- [Short exercise]:
Reproduce the passage of the CrossCodeEval overview from "Unlike SWE-bench (bug" to "oracle (perfect context)" word for word.

- [Excerpted text]:
================================

Eval: CrossCodeEval benchmark for cross-file context retrieval

## Overview

[CrossCodeEval](https://crosscodeeval.github.io/) is a benchmark specifically designed to test code completion when cross-file context is required. This directly measures what Supermodel is built for.

Unlike SWE-bench (bug fixing) or HumanEval (single-file), CrossCodeEval isolates the cross-file understanding problem.

## Why This Benchmark

**The finding that matters:** "Better retrieval methods are needed for optimal results"

Their results show:
- Models fail without cross-file context
- Performance jumps with good context retrieval
- Big gap between text-based retrieval and oracle (perfect context)

**Our hypothesis:** Graph-based retrieval outperforms text-based retrieval for finding relevant cross-file context.

================================

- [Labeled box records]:
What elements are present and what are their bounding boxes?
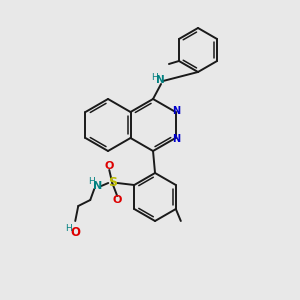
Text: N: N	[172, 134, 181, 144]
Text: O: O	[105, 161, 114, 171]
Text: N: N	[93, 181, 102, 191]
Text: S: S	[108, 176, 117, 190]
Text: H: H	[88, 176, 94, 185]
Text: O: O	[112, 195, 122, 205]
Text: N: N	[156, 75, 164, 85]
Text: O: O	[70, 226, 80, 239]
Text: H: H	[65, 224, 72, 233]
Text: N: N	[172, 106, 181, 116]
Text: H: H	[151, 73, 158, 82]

================================

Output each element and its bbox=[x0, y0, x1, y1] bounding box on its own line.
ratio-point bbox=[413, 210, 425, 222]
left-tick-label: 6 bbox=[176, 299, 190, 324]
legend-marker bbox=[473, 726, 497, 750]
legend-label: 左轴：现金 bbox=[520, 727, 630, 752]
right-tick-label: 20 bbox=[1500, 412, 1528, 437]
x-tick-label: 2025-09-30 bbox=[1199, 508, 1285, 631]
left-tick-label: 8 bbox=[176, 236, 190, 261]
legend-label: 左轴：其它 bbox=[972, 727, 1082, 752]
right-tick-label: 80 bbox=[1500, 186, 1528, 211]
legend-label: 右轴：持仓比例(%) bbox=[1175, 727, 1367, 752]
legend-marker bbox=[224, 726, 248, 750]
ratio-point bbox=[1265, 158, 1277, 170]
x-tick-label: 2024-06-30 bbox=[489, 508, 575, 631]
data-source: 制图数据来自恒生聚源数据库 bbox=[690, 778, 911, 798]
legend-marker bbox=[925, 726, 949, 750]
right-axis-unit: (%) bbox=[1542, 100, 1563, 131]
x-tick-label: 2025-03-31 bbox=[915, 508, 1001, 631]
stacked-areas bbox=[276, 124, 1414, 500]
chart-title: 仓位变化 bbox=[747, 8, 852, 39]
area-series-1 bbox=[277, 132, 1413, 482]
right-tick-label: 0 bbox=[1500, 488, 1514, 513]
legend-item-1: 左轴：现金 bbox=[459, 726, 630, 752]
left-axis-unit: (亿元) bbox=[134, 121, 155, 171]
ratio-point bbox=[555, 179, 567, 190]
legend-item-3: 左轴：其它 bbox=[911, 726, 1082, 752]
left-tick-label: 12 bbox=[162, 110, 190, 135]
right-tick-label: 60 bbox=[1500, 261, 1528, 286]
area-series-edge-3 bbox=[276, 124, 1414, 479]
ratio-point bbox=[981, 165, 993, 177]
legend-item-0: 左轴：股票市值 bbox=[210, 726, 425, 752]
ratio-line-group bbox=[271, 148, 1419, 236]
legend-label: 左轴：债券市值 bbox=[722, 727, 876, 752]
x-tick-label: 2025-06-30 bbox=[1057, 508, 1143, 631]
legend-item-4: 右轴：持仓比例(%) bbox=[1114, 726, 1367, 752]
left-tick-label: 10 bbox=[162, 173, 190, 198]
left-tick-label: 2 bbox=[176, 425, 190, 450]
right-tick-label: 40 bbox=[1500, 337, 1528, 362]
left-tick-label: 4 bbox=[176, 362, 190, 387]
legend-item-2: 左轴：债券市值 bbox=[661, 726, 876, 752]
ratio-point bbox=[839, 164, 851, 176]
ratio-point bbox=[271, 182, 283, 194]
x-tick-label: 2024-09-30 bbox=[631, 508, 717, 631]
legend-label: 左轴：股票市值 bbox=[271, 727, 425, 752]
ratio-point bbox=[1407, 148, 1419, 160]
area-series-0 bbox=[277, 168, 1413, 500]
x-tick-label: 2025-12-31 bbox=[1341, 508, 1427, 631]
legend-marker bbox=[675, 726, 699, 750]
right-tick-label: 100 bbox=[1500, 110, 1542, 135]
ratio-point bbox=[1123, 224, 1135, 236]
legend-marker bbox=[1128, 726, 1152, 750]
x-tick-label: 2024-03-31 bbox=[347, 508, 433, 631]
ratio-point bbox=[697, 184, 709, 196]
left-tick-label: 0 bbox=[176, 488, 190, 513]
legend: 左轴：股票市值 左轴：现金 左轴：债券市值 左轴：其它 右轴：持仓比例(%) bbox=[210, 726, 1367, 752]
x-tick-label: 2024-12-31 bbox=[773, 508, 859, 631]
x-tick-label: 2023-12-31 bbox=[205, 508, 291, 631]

================================

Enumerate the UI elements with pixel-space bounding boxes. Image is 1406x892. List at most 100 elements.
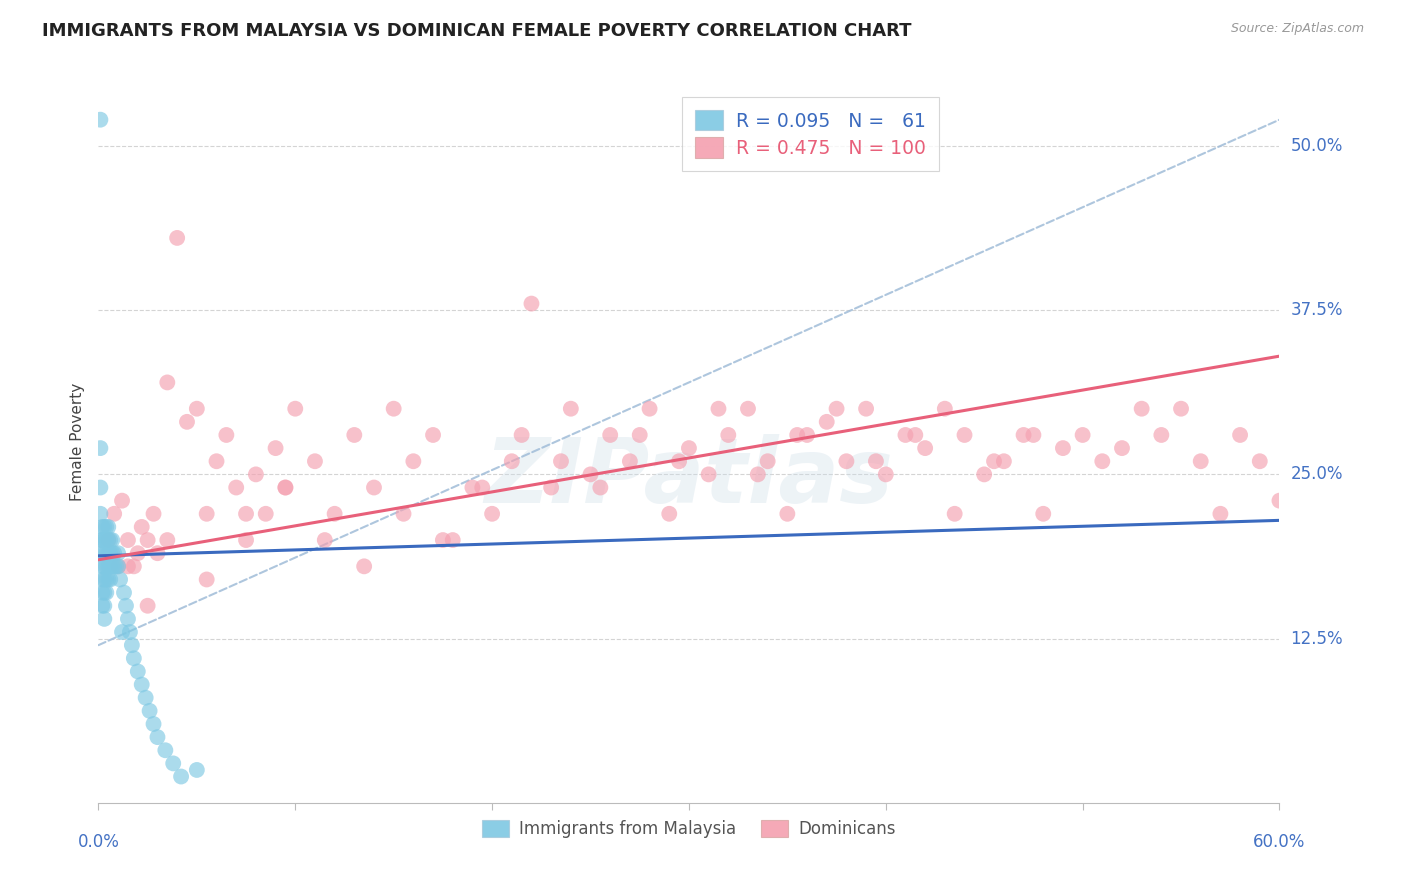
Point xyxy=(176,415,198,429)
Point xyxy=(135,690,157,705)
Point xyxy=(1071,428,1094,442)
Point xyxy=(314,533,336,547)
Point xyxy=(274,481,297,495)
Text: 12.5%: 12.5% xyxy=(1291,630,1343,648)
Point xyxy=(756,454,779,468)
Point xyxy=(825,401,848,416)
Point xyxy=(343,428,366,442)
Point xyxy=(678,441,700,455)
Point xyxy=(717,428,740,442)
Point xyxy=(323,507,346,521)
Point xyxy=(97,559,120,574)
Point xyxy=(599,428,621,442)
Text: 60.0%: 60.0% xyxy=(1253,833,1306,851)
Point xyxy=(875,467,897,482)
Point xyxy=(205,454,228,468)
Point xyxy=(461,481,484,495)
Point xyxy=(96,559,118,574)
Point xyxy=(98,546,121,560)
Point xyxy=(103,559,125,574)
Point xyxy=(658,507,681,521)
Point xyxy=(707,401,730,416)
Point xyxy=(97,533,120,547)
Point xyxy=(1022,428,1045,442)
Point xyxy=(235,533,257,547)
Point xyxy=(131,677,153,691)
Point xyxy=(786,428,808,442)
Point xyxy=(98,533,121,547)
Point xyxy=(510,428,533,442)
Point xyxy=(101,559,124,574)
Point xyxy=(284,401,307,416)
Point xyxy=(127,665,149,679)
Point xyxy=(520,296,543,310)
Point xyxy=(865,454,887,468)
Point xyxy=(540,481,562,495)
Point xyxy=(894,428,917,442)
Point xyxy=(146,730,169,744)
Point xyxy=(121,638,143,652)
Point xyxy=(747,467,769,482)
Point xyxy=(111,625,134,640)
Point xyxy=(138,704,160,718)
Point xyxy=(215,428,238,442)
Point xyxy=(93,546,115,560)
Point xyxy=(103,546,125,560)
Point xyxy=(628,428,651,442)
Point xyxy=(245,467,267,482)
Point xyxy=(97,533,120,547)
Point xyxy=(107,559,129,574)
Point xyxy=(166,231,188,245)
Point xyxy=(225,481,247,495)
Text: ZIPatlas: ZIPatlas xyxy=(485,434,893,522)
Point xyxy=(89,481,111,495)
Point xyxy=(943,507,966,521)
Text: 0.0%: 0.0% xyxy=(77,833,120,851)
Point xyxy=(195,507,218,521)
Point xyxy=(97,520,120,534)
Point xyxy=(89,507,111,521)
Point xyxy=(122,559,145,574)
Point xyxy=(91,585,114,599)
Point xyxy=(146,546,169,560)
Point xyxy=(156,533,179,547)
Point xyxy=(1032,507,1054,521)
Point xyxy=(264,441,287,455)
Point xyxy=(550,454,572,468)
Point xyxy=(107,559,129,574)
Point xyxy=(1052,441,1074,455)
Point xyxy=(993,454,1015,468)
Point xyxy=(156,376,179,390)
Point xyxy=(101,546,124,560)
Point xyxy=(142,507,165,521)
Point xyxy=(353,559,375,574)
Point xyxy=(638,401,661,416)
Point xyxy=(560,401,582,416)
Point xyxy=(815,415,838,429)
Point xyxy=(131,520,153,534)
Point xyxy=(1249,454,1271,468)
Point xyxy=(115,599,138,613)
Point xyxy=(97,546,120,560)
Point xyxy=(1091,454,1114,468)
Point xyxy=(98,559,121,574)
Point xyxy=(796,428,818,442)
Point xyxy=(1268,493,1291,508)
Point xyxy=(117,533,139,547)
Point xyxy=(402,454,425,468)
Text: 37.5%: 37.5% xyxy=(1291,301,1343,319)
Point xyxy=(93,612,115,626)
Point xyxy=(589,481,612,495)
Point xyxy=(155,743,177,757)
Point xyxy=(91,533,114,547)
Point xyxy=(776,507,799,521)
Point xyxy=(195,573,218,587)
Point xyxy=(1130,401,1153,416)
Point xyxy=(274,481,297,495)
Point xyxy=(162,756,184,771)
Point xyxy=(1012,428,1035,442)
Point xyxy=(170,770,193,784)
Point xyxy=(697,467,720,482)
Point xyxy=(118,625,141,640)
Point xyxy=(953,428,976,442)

================================

- [Task solution]:
Unlike SWE-bench (bug fixing) or HumanEval (single-file), CrossCodeEval isolates the cross-file understanding problem.

## Why This Benchmark

**The finding that matters:** "Better retrieval methods are needed for optimal results"

Their results show:
- Models fail without cross-file context
- Performance jumps with good context retrieval
- Big gap between text-based retrieval and oracle (perfect context)